:: Task to complete ::
From the listing below, pull out all lines with "type" in them.

## start The data

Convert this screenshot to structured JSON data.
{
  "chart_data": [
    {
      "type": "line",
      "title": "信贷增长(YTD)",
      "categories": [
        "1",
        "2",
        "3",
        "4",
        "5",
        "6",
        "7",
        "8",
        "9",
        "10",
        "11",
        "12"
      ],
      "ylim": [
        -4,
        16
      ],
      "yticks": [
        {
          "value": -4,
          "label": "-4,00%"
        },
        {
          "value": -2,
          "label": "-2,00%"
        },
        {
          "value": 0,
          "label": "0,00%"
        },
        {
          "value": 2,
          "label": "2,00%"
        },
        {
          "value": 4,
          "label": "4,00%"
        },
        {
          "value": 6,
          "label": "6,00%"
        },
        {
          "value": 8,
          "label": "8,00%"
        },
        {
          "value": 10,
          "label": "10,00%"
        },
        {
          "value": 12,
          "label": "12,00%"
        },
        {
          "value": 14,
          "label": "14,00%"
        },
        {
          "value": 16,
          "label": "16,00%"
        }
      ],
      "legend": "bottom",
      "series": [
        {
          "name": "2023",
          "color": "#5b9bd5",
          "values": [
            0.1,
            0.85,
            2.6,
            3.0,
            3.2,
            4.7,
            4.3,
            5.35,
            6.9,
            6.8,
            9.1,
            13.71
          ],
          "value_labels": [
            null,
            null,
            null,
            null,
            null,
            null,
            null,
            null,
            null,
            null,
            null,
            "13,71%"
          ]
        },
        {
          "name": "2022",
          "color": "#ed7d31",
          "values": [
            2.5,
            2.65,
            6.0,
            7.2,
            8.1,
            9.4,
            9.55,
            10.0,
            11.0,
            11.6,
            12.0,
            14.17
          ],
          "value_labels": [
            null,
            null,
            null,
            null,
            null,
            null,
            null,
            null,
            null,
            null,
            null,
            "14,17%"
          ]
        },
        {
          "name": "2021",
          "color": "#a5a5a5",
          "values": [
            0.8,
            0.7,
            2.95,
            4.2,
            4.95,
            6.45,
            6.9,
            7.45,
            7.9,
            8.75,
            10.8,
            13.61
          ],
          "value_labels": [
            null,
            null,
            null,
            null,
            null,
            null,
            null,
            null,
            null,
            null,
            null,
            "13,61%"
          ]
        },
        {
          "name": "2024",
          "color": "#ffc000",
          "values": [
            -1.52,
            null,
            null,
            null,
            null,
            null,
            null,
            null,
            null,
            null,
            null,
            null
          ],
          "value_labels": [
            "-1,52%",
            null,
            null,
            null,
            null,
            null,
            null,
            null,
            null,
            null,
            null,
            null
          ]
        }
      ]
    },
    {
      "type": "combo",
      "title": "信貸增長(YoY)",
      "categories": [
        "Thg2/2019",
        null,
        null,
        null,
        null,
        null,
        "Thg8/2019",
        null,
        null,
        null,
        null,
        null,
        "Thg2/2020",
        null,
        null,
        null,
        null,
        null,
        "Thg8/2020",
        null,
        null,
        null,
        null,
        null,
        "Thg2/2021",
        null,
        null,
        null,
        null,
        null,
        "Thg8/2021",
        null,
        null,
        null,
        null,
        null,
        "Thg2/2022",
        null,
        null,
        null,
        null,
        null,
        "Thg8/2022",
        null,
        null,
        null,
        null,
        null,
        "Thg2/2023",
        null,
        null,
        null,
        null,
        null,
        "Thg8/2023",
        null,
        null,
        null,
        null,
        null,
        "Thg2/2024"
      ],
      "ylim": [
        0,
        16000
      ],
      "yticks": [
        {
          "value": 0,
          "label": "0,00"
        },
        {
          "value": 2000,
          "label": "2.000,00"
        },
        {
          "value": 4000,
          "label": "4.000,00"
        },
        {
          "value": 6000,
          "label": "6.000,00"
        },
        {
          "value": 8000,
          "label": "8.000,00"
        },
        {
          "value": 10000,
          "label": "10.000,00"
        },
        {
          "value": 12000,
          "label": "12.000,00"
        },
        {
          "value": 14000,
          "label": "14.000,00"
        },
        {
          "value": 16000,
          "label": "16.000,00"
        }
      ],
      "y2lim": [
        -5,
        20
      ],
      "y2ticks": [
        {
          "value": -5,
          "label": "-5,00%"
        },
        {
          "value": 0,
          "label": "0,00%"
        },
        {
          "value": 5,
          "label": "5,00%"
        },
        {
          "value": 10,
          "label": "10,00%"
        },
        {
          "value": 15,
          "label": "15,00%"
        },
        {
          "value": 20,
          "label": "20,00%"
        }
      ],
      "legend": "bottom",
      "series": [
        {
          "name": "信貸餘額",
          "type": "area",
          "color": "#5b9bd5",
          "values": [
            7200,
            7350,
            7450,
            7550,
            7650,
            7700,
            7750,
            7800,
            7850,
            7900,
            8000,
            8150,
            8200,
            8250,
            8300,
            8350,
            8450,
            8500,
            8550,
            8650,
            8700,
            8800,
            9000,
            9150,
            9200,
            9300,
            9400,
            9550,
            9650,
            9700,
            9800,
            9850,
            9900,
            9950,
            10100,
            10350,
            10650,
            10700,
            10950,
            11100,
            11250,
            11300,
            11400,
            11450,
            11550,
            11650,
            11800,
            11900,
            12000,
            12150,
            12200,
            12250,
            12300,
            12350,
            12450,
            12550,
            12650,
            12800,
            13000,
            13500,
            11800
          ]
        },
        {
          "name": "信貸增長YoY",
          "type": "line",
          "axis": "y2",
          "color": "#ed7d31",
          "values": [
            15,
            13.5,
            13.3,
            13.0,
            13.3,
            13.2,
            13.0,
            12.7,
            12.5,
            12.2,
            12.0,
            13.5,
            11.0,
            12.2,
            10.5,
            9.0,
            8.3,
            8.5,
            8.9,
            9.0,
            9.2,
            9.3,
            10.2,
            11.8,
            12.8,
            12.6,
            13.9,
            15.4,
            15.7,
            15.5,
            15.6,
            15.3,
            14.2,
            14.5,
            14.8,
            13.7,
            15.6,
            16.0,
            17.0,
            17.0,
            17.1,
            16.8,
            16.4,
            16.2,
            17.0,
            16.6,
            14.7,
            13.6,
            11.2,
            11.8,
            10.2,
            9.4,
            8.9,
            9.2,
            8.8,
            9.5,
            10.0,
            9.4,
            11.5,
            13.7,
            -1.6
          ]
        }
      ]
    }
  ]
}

## end The data

:: The solution ::
      "type": "line",
      "type": "combo",
          "type": "area",
          "type": "line",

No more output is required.